Set out all the rows below as a Markdown table with two columns, "No." and "Line", numbering each line and skipping blank lines. Omit the pictures.

Entries from a collection
▼

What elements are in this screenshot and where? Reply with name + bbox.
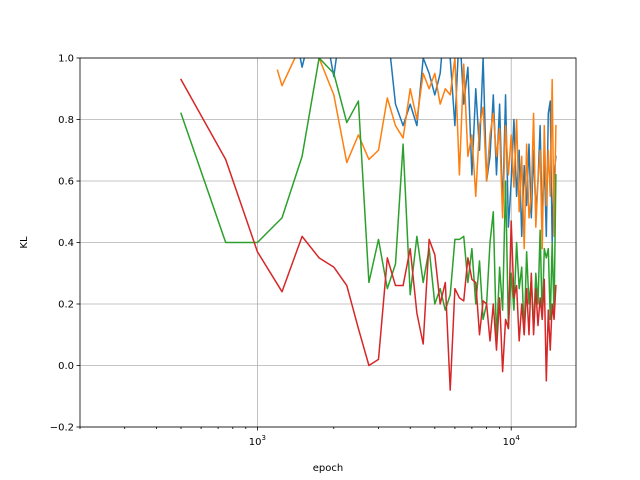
y-tick-label: 0.6: [58, 177, 74, 188]
y-tick-label: 1.0: [58, 54, 74, 65]
series-line-2: [276, 58, 557, 250]
x-axis-label: epoch: [313, 463, 343, 474]
y-tick-label: 0.8: [58, 115, 74, 126]
x-tick-label: 103: [249, 434, 266, 448]
y-tick-label: 0.4: [58, 238, 74, 249]
y-axis-label: KL: [19, 236, 30, 249]
x-tick-label: 104: [503, 434, 521, 448]
axis-ticks: −0.2 0.0 0.2 0.4 0.6 0.8 1.0 103 104: [50, 54, 521, 449]
series-line-3: [180, 58, 557, 342]
series-group: [179, 58, 557, 391]
y-tick-label: 0.0: [58, 361, 74, 372]
series-line-4: [179, 78, 557, 391]
y-tick-label: −0.2: [50, 423, 74, 434]
y-tick-label: 0.2: [58, 300, 74, 311]
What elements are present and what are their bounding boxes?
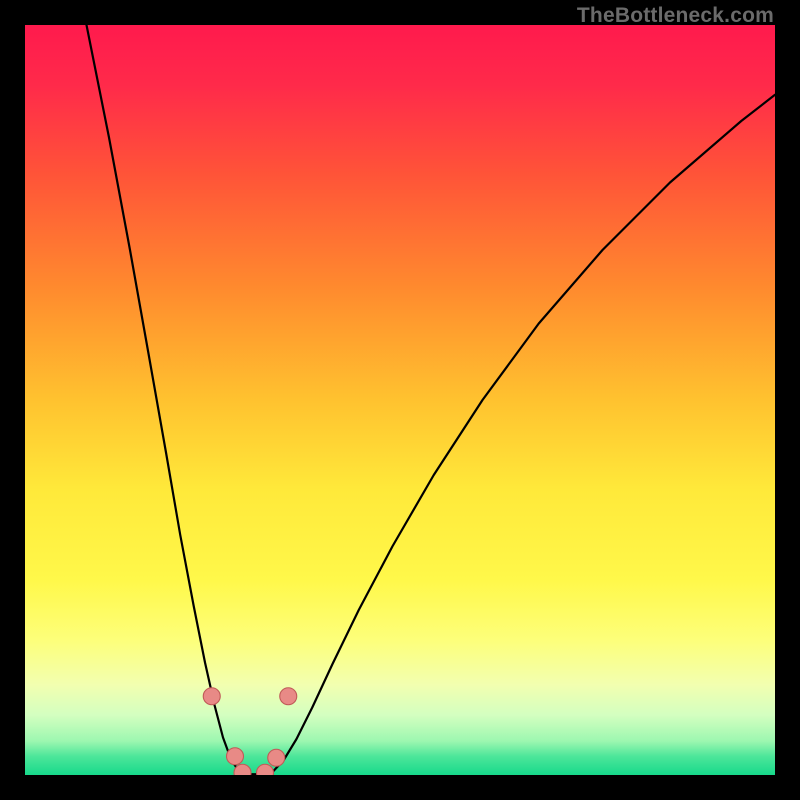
marker-group: [203, 688, 297, 775]
marker-point: [280, 688, 297, 705]
marker-point: [257, 764, 274, 775]
marker-point: [203, 688, 220, 705]
bottleneck-curve: [87, 25, 776, 774]
marker-point: [227, 748, 244, 765]
plot-area: [25, 25, 775, 775]
curve-layer: [25, 25, 775, 775]
marker-point: [268, 749, 285, 766]
chart-container: TheBottleneck.com: [0, 0, 800, 800]
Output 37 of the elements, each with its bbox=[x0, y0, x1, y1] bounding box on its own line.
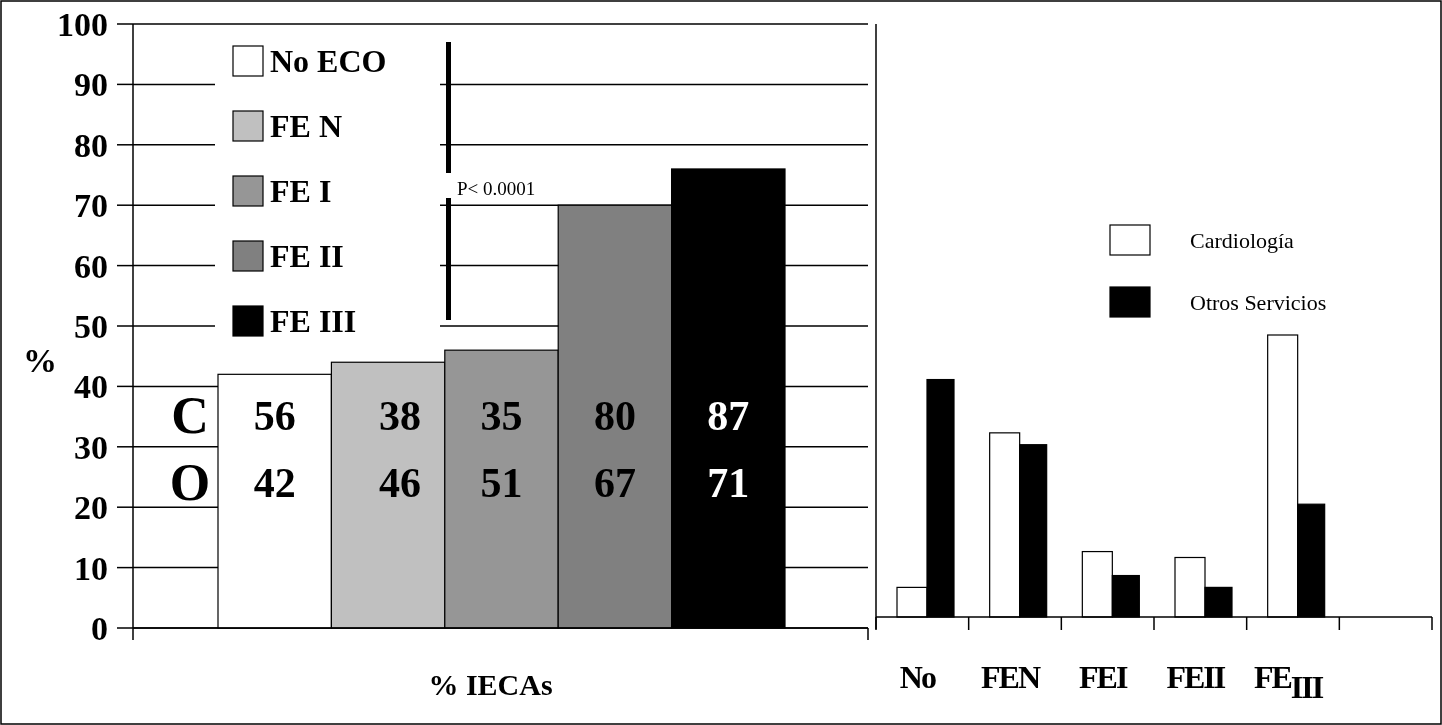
legend-label: FE I bbox=[270, 173, 332, 210]
y-tick-label: 10 bbox=[74, 549, 108, 587]
legend-label: Cardiología bbox=[1190, 227, 1295, 253]
x-tick-label: FEN bbox=[981, 659, 1041, 695]
legend-label: FE N bbox=[270, 108, 342, 145]
y-tick-label: 60 bbox=[74, 247, 108, 285]
annotation: P< 0.0001 bbox=[457, 177, 536, 199]
y-tick-label: 40 bbox=[74, 368, 108, 406]
annotation: 35 bbox=[480, 392, 523, 439]
annotation: 71 bbox=[707, 459, 750, 506]
y-tick-label: 100 bbox=[57, 5, 108, 43]
y-axis-title: % bbox=[23, 342, 57, 379]
y-tick-label: 70 bbox=[74, 187, 108, 225]
annotation: 87 bbox=[707, 392, 750, 439]
y-tick-label: 20 bbox=[74, 489, 108, 527]
annotation: 67 bbox=[593, 459, 636, 506]
annotation: 51 bbox=[480, 459, 523, 506]
annotation: O bbox=[169, 454, 211, 512]
annotation: C bbox=[171, 387, 209, 445]
x-tick-label: No bbox=[899, 659, 936, 695]
annotation: 38 bbox=[379, 392, 422, 439]
legend-label: No ECO bbox=[270, 43, 387, 80]
x-tick-label: FEII bbox=[1166, 659, 1226, 695]
annotation: 46 bbox=[379, 459, 422, 506]
y-tick-label: 30 bbox=[74, 428, 108, 466]
annotation: 56 bbox=[253, 392, 296, 439]
legend-label: FE III bbox=[270, 303, 357, 340]
y-tick-label: 90 bbox=[74, 66, 108, 104]
legend-label: Otros Servicios bbox=[1190, 289, 1327, 315]
annotation: 80 bbox=[593, 392, 636, 439]
y-tick-label: 0 bbox=[91, 609, 108, 647]
x-axis-title: % IECAs bbox=[428, 668, 553, 701]
y-tick-label: 50 bbox=[74, 307, 108, 345]
annotation: 42 bbox=[253, 459, 296, 506]
y-tick-label: 80 bbox=[74, 126, 108, 164]
legend-label: FE II bbox=[270, 238, 344, 275]
x-tick-label: FEI bbox=[1078, 659, 1128, 695]
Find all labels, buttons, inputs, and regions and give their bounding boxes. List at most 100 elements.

▲

- **Exercise result**
| No. | Line |
|---|---|
| 1 | What elements are in this screenshot and where? Reply with name + bbox. |
| 2 | y-tick-label: 0.6: [58, 177, 74, 188] |
| 3 | y-tick-label: 1.0: [58, 54, 74, 65] |
| 4 | series-line-2: [276, 58, 557, 250] |
| 5 | x-axis-label: epoch: [313, 463, 343, 474] |
| 6 | y-tick-label: 0.8: [58, 115, 74, 126] |
| 7 | x-tick-label: 103: [249, 434, 266, 448] |
| 8 | y-tick-label: 0.4: [58, 238, 74, 249] |
| 9 | y-axis-label: KL: [19, 236, 30, 249] |
| 10 | x-tick-label: 104: [503, 434, 521, 448] |
| 11 | axis-ticks: −0.2 0.0 0.2 0.4 0.6 0.8 1.0 103 104: [50, 54, 521, 449] |
| 12 | series-line-3: [180, 58, 557, 342] |
| 13 | series-group: [179, 58, 557, 391] |
| 14 | y-tick-label: 0.0: [58, 361, 74, 372] |
| 15 | series-line-4: [179, 78, 557, 391] |
| 16 | y-tick-label: −0.2: [50, 423, 74, 434] |
| 17 | y-tick-label: 0.2: [58, 300, 74, 311] |
| 18 | What elements are present and what are their bounding boxes? |
| 19 | marker-group: [203, 688, 297, 775] |
| 20 | marker-point: [280, 688, 297, 705] |
| 21 | marker-point: [257, 764, 274, 775] |
| 22 | marker-point: [203, 688, 220, 705] |
| 23 | bottleneck-curve: [87, 25, 776, 774] |
| 24 | marker-point: [227, 748, 244, 765] |
| 25 | plot-area: [25, 25, 775, 775] |
| 26 | curve-layer: [25, 25, 775, 775] |
| 27 | marker-point: [268, 749, 285, 766] |
| 28 | chart-container: TheBottleneck.com: [0, 0, 800, 800] |
| 29 | Output 37 of the elements, each with its bbox=[x0, y0, x1, y1] bounding box on its own line. |
| 30 | legend-label: FE I bbox=[270, 173, 332, 210] |
| 31 | y-tick-label: 10 bbox=[74, 549, 108, 587] |
| 32 | legend-label: Cardiología bbox=[1190, 227, 1295, 253] |
| 33 | x-tick-label: FEN bbox=[981, 659, 1041, 695] |
| 34 | legend-label: FE N bbox=[270, 108, 342, 145] |
| 35 | y-tick-label: 60 bbox=[74, 247, 108, 285] |
| 36 | annotation: P< 0.0001 bbox=[457, 177, 536, 199] |
| 37 | y-tick-label: 40 bbox=[74, 368, 108, 406] |
| 38 | annotation: 35 bbox=[480, 392, 523, 439] |
| 39 | annotation: 71 bbox=[707, 459, 750, 506] |
| 40 | y-tick-label: 100 bbox=[57, 5, 108, 43] |
| 41 | y-axis-title: % bbox=[23, 342, 57, 379] |
| 42 | y-tick-label: 70 bbox=[74, 187, 108, 225] |
| 43 | annotation: 87 bbox=[707, 392, 750, 439] |
| 44 | y-tick-label: 20 bbox=[74, 489, 108, 527] |
| 45 | annotation: 67 bbox=[593, 459, 636, 506] |
| 46 | annotation: 51 bbox=[480, 459, 523, 506] |
| 47 | annotation: O bbox=[169, 454, 211, 512] |
| 48 | annotation: C bbox=[171, 387, 209, 445] |
| 49 | x-tick-label: No bbox=[899, 659, 936, 695] |
| 50 | annotation: 38 bbox=[379, 392, 422, 439] |
| 51 | legend-label: No ECO bbox=[270, 43, 387, 80] |
| 52 | x-tick-label: FEII bbox=[1166, 659, 1226, 695] |
| 53 | annotation: 46 bbox=[379, 459, 422, 506] |
| 54 | y-tick-label: 30 bbox=[74, 428, 108, 466] |
| 55 | annotation: 56 bbox=[253, 392, 296, 439] |
| 56 | legend-label: FE III bbox=[270, 303, 357, 340] |
| 57 | y-tick-label: 90 bbox=[74, 66, 108, 104] |
| 58 | legend-label: Otros Servicios bbox=[1190, 289, 1327, 315] |
| 59 | annotation: 80 bbox=[593, 392, 636, 439] |
| 60 | y-tick-label: 0 bbox=[91, 609, 108, 647] |
| 61 | x-axis-title: % IECAs bbox=[428, 668, 553, 701] |
| 62 | y-tick-label: 50 bbox=[74, 307, 108, 345] |
| 63 | annotation: 42 bbox=[253, 459, 296, 506] |
| 64 | y-tick-label: 80 bbox=[74, 126, 108, 164] |
| 65 | legend-label: FE II bbox=[270, 238, 344, 275] |
| 66 | x-tick-label: FEI bbox=[1078, 659, 1128, 695] |
| 67 | Find all labels, buttons, inputs, and regions and give their bounding boxes. List at most 100 elements. |